** BEGIN Data provided **
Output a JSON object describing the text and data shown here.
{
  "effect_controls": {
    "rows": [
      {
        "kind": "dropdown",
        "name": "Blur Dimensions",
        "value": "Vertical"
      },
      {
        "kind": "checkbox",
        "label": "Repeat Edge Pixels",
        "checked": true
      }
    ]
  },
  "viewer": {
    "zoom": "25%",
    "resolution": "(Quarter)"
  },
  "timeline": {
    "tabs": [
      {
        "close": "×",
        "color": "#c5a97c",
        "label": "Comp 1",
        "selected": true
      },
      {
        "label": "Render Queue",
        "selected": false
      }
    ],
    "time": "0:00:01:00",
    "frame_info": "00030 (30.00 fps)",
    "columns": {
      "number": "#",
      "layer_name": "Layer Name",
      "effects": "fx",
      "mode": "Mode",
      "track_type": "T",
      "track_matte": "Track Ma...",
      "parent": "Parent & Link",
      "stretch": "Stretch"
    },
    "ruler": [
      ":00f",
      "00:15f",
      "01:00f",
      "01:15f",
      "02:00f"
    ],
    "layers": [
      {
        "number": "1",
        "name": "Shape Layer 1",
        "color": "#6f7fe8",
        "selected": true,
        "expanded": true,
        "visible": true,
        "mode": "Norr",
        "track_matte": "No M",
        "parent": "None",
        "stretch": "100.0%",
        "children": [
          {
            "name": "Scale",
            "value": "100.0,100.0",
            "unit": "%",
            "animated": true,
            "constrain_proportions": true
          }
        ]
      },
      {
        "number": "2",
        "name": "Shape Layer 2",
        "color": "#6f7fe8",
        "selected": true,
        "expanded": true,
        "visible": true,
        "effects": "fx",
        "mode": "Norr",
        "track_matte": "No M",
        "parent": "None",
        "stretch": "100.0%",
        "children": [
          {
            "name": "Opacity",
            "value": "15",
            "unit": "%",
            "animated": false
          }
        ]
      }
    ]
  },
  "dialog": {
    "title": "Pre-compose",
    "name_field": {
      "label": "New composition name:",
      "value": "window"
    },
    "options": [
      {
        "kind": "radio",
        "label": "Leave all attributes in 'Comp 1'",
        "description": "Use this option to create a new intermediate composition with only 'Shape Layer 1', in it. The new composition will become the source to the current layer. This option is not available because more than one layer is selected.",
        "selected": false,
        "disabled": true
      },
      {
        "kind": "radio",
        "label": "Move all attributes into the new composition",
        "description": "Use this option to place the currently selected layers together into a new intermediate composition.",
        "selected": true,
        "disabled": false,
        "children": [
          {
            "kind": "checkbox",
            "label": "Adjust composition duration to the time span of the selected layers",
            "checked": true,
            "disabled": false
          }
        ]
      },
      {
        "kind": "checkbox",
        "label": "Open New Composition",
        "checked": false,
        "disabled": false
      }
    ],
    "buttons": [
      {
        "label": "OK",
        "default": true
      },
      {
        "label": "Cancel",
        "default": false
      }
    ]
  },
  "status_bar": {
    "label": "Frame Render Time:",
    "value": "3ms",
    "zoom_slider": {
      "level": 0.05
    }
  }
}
** END Data provided **
Report how many lines of the data hold the string "intermediate"; give only the number.

2